→ Instruction: Extract each line containing the string "访问内容等限制".

(Extracted records)
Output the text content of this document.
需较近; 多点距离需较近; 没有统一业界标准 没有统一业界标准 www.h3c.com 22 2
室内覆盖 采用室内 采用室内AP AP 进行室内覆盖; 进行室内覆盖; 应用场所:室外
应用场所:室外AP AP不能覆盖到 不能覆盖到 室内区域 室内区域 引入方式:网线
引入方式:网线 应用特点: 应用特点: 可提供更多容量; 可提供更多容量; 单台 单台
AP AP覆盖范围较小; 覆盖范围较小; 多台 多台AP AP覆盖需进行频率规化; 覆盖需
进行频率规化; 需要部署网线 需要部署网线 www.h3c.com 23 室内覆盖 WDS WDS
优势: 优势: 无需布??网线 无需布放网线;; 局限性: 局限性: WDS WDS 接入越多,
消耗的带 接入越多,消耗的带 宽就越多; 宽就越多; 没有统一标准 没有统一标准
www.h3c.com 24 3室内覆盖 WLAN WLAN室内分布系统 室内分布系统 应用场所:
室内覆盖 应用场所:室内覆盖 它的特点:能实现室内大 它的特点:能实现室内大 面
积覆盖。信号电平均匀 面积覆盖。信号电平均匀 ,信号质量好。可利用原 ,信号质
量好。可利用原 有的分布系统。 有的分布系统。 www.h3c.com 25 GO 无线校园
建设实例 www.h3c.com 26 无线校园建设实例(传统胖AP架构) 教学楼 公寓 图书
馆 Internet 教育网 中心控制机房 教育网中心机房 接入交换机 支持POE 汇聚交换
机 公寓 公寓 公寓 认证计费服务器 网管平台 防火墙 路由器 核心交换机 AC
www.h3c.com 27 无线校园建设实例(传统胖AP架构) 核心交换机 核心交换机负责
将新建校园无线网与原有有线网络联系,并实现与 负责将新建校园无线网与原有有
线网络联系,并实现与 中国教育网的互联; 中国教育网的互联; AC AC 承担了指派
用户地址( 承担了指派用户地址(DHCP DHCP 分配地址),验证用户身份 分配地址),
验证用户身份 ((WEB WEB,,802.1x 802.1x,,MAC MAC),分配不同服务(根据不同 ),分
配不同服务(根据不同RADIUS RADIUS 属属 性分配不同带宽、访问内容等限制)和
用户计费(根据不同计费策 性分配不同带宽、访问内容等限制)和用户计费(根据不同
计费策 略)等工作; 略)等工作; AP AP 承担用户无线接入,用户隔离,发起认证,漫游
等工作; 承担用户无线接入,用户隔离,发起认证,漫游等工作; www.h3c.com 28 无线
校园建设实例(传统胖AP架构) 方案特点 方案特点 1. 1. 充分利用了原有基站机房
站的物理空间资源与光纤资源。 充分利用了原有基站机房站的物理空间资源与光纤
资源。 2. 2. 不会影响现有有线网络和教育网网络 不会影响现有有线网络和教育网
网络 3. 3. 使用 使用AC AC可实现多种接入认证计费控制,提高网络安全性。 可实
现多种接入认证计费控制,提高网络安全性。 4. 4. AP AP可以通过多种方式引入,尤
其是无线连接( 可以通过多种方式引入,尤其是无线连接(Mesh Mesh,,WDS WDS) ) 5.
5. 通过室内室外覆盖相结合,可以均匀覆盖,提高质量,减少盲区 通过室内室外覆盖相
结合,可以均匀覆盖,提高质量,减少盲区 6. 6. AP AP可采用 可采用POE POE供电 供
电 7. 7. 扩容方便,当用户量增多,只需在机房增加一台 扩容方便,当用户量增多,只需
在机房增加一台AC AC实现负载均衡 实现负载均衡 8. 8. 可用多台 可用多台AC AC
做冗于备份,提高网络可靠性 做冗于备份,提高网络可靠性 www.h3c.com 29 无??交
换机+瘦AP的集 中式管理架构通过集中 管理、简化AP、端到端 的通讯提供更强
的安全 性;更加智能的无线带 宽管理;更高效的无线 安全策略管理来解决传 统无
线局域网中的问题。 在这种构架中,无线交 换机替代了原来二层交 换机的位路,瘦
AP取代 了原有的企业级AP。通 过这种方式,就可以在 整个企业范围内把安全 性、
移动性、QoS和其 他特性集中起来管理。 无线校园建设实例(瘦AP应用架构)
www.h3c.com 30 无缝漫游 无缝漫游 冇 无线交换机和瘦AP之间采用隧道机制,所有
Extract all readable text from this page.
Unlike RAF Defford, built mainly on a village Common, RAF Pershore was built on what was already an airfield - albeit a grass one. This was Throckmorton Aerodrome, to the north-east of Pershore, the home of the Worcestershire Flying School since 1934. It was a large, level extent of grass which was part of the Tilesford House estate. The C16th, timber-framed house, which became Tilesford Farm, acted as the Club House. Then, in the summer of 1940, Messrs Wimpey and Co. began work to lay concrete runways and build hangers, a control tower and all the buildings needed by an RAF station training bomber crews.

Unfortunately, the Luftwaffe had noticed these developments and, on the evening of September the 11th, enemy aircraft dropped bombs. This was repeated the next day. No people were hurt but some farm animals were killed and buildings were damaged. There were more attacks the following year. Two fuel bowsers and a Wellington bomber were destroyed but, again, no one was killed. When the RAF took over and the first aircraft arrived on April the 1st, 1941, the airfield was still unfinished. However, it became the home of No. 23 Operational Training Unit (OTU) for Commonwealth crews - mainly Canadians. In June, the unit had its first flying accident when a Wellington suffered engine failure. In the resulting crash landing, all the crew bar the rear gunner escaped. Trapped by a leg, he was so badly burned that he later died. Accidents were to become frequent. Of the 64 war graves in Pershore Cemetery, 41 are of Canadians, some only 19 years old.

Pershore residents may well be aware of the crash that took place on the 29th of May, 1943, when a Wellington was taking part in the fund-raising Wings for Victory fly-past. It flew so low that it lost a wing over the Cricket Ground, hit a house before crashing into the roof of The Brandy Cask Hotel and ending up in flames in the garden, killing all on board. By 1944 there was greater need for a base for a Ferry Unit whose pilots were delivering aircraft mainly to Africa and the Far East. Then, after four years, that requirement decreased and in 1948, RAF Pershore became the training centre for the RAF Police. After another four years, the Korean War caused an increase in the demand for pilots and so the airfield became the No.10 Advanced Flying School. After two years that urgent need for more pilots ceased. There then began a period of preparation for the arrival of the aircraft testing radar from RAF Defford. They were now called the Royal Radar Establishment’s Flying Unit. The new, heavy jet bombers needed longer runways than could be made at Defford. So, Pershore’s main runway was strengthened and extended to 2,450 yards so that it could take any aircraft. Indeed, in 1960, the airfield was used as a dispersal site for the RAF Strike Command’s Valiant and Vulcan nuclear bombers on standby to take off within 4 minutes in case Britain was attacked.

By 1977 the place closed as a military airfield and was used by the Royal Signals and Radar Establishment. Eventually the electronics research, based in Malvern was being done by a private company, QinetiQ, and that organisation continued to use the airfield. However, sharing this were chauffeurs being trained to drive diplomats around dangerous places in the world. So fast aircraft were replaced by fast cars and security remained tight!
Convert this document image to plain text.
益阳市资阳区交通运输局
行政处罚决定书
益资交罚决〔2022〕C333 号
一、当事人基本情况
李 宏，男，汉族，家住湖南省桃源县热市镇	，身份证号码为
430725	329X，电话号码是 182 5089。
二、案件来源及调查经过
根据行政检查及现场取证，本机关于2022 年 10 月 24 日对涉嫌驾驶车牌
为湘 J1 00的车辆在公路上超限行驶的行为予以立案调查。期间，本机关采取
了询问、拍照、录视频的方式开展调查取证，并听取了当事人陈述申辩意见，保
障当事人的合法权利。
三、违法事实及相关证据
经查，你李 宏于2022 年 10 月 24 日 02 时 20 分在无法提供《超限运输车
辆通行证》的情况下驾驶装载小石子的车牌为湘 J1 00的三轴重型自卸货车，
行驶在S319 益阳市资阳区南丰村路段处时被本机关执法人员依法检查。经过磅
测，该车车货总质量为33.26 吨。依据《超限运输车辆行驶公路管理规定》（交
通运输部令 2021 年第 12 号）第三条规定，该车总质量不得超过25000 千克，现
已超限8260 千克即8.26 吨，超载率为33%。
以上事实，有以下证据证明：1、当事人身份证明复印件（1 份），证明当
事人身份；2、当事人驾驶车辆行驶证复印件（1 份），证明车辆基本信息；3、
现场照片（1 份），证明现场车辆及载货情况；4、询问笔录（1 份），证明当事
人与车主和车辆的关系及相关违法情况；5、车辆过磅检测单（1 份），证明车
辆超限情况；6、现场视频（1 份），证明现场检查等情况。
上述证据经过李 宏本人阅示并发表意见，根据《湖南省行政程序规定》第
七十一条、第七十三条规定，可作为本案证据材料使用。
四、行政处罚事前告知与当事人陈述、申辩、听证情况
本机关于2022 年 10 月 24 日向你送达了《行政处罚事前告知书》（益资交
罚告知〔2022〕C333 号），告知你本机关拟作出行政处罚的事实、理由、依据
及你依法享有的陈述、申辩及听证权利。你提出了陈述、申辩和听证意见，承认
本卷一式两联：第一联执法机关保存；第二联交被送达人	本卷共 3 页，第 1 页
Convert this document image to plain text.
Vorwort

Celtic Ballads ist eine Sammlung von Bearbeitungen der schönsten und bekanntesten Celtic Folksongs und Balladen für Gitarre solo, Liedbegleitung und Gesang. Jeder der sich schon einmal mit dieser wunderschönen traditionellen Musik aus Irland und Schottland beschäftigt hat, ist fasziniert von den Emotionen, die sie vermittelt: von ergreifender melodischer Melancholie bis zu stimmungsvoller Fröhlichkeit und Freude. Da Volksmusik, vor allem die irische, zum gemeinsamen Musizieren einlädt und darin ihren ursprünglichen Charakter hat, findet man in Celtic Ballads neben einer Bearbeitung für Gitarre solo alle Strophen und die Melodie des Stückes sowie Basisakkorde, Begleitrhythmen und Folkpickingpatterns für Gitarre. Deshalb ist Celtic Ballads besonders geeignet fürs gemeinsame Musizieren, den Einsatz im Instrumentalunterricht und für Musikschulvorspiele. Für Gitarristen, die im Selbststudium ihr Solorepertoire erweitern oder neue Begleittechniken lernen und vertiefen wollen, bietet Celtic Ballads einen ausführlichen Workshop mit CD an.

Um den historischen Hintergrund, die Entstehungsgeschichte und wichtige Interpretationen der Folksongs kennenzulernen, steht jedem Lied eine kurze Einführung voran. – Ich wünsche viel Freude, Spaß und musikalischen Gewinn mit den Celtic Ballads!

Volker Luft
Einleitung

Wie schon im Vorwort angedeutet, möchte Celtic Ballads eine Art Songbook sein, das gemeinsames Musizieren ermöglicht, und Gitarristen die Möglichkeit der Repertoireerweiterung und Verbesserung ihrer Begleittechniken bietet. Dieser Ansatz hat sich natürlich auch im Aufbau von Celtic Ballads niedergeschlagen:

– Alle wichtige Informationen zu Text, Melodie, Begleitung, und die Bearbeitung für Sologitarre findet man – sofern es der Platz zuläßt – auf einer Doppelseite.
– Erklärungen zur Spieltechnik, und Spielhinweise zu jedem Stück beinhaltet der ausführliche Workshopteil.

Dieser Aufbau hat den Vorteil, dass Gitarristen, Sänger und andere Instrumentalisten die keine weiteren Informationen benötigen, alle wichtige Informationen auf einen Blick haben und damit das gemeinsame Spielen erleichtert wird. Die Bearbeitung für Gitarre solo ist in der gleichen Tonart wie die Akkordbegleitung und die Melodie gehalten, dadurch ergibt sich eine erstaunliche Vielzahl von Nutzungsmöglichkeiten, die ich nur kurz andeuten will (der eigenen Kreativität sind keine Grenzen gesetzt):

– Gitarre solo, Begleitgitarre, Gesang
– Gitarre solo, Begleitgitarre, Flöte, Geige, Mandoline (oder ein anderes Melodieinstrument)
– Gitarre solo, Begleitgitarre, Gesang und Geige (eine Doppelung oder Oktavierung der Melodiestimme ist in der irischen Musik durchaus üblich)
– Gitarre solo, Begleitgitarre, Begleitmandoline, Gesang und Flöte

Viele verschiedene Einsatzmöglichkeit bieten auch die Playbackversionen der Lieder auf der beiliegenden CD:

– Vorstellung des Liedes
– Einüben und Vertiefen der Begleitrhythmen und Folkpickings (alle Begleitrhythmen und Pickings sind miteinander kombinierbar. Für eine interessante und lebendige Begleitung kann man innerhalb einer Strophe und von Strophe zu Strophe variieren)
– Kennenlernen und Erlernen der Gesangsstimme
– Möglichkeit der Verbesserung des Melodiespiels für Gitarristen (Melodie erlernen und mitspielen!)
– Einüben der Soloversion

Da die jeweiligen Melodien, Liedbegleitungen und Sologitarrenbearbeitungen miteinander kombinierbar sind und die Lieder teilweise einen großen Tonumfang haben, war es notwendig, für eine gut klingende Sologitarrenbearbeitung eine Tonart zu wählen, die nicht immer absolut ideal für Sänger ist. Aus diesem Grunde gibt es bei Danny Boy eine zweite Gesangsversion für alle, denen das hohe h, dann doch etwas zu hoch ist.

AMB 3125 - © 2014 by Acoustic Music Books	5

→ Answer to the task:
配不同服务(根据不同RADIUS RADIUS 属属 性分配不同带宽、访问内容等限制)和
用户计费(根据不同计费策 性分配不同带宽、访问内容等限制)和用户计费(根据不同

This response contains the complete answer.